→ SOURCE RECORDS
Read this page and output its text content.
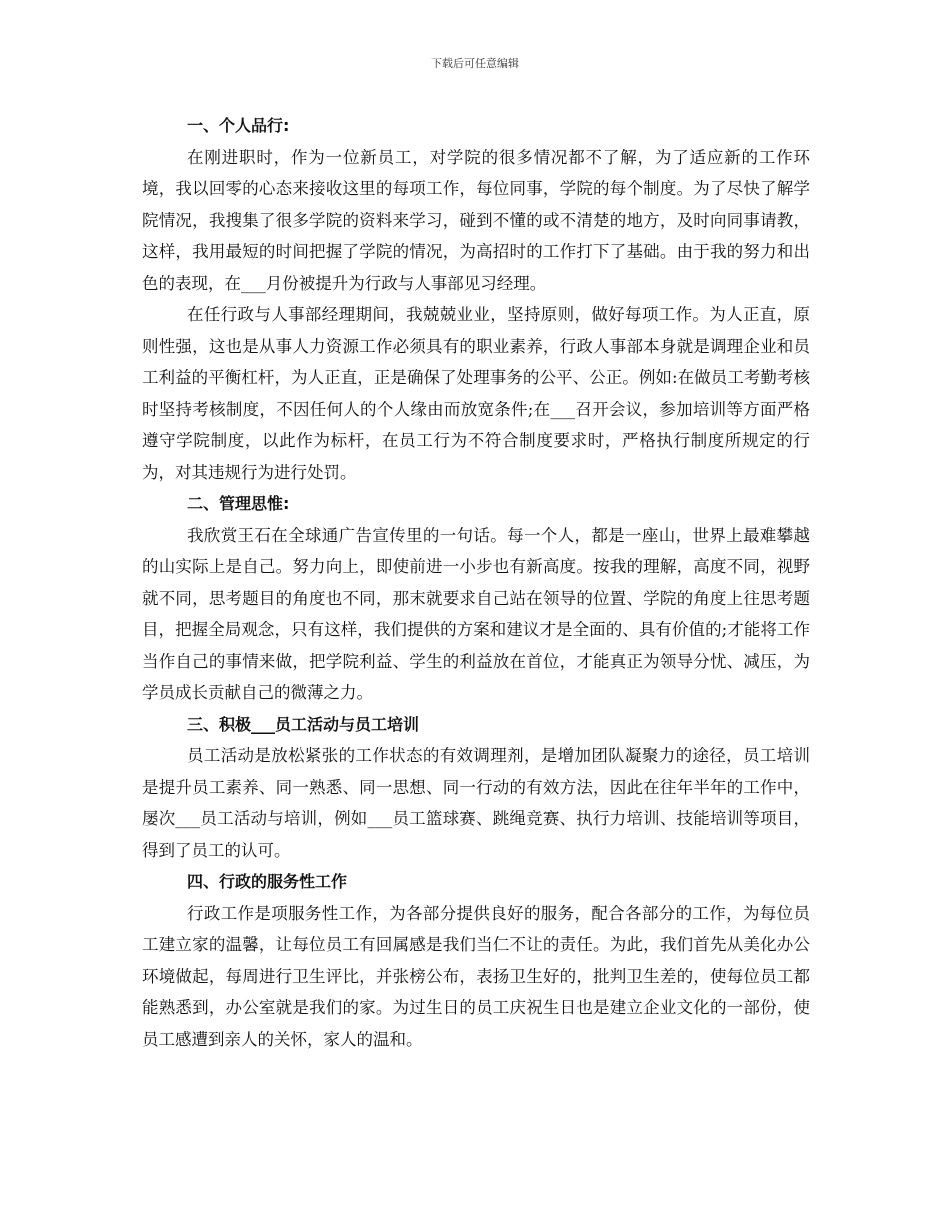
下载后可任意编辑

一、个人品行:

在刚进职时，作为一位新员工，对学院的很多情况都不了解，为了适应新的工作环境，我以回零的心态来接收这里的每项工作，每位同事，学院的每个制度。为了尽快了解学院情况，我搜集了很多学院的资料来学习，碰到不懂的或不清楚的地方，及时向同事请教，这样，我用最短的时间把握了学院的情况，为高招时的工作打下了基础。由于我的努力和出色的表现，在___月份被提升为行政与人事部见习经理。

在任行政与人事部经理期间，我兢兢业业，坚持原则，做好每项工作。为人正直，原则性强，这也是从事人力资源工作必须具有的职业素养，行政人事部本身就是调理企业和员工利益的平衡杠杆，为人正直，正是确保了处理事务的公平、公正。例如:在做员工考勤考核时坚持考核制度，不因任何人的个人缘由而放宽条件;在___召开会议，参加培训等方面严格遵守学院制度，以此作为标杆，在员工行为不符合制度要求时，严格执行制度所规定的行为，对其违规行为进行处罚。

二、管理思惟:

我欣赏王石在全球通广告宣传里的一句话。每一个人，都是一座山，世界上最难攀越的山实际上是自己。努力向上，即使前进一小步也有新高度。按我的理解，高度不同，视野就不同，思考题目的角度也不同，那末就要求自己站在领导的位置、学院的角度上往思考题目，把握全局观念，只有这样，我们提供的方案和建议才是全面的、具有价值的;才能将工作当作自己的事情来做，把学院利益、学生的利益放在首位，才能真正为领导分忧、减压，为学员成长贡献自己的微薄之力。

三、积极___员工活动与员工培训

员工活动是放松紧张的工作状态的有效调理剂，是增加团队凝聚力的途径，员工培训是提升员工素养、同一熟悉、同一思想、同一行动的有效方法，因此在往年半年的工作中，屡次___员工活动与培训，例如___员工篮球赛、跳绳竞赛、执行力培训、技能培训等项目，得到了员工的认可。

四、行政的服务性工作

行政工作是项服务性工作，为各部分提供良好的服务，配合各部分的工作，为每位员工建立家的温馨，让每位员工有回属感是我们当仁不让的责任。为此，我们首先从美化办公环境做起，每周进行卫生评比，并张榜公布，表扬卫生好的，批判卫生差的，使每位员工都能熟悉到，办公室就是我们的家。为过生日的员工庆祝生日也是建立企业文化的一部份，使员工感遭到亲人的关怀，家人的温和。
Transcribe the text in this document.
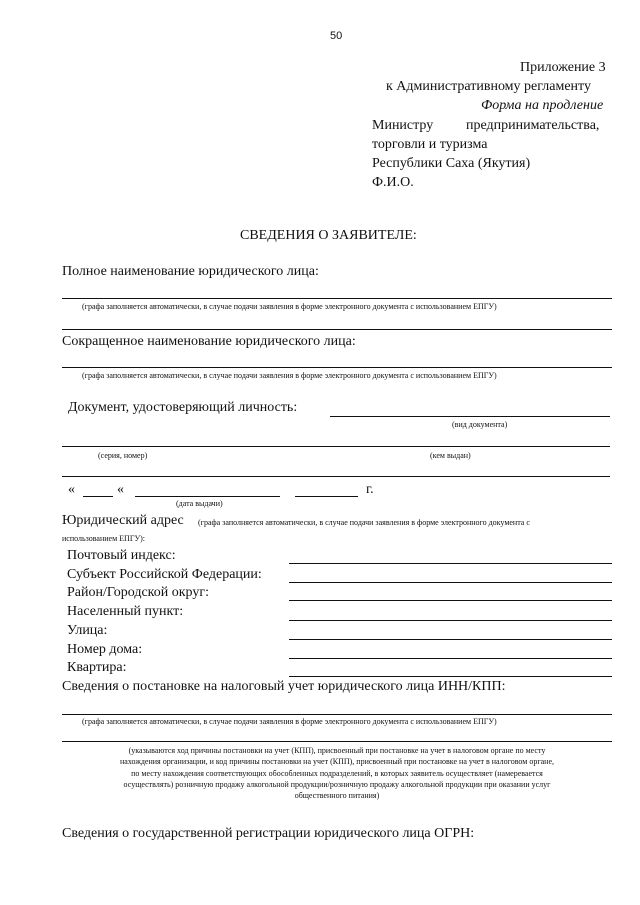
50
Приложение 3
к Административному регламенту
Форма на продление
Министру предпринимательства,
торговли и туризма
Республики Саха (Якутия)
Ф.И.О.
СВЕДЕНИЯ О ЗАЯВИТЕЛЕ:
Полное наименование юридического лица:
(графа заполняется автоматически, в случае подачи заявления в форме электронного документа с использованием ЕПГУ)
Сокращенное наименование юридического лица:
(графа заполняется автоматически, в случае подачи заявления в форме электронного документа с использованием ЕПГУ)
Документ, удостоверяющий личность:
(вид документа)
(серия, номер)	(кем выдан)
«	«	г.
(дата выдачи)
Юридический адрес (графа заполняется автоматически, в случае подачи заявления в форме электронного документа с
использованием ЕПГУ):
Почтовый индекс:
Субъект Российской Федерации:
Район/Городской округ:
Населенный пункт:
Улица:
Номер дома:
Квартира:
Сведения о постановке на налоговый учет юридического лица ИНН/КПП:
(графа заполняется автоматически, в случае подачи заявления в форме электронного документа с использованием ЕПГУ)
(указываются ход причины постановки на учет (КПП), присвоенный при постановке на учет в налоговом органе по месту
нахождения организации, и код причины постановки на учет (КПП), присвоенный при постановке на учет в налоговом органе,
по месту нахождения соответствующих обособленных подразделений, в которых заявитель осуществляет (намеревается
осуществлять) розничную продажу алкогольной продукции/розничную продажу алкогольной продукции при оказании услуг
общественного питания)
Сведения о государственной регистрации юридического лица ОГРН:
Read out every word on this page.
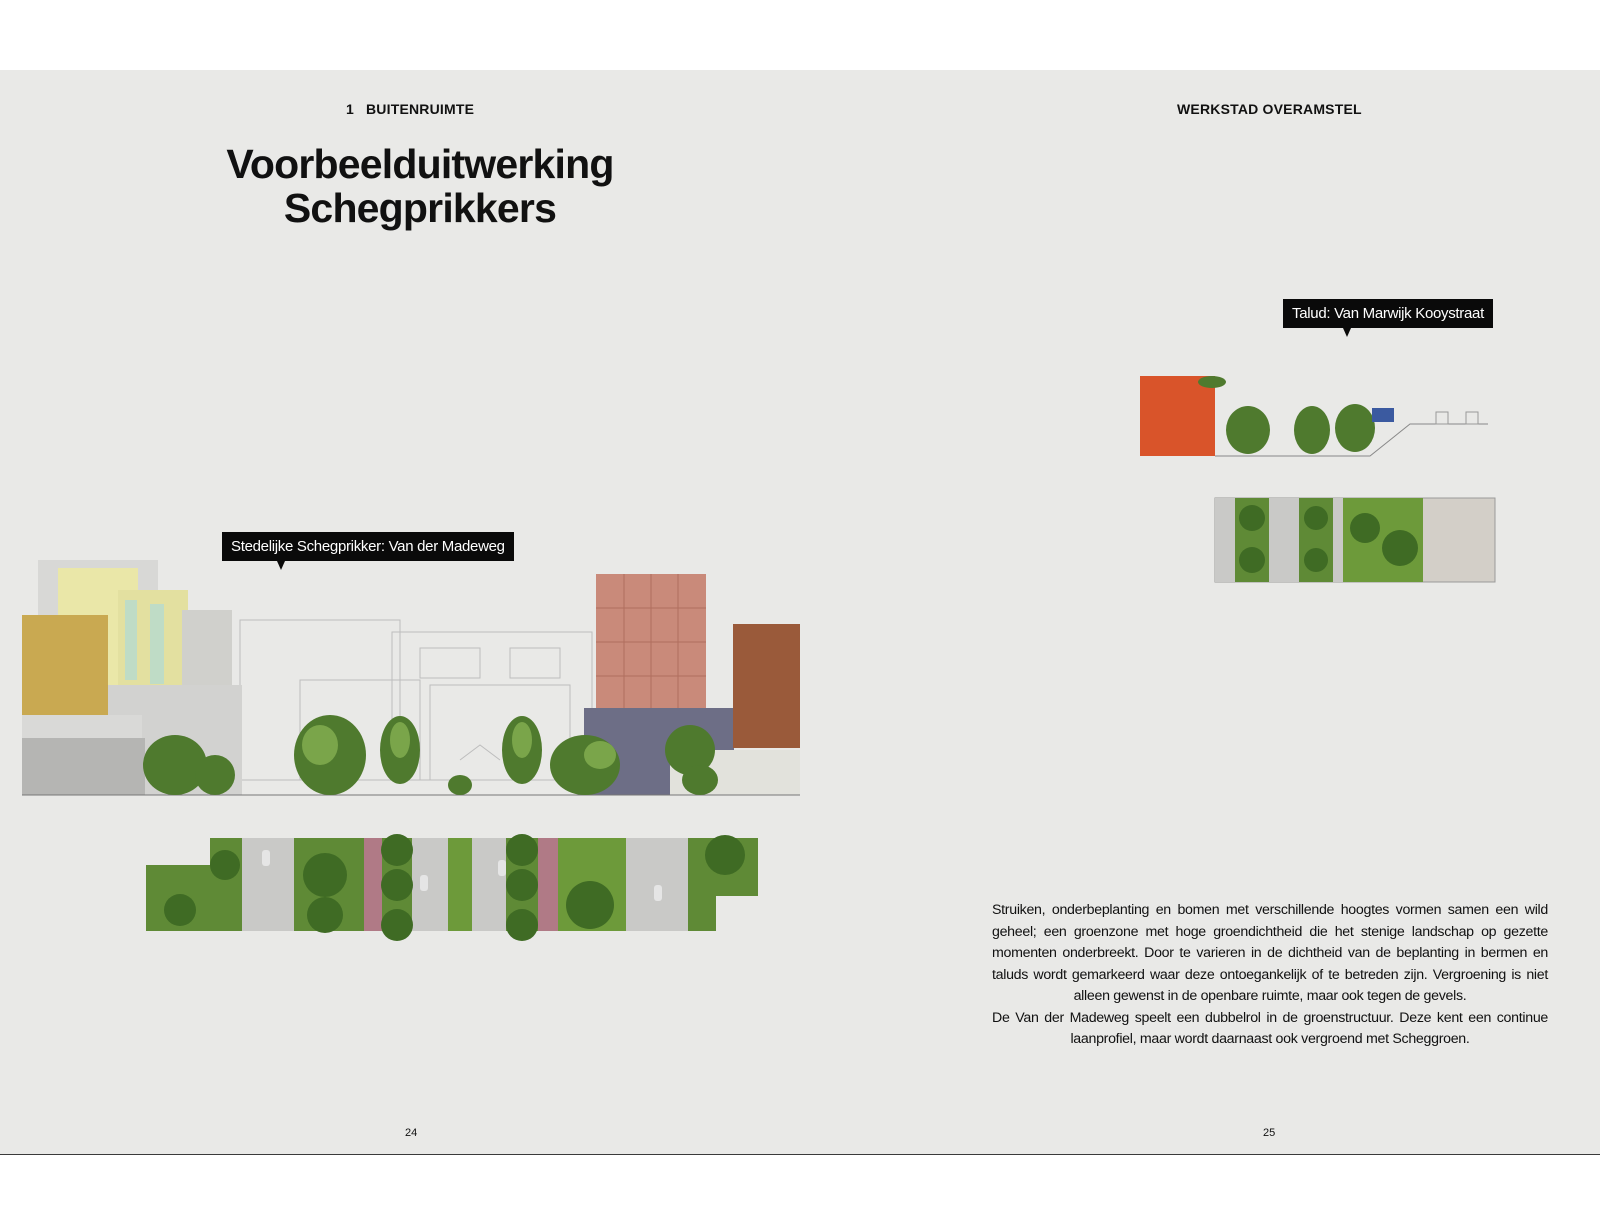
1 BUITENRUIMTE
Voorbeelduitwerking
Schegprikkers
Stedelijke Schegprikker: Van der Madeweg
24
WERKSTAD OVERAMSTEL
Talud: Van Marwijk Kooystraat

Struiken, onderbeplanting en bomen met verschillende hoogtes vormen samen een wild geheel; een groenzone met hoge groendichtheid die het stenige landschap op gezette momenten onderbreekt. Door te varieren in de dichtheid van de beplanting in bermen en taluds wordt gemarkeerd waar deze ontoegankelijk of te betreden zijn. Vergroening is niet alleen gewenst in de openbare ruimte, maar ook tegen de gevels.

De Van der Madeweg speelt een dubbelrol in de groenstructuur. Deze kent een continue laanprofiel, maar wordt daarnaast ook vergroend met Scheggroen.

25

→ GIVEN INSTRUCTION
Copy out the lines that hold "постановки".

→ TASK OUTPUT
(указываются ход причины постановки на учет (КПП), присвоенный при постановке на учет в налоговом органе по месту
нахождения организации, и код причины постановки на учет (КПП), присвоенный при постановке на учет в налоговом органе,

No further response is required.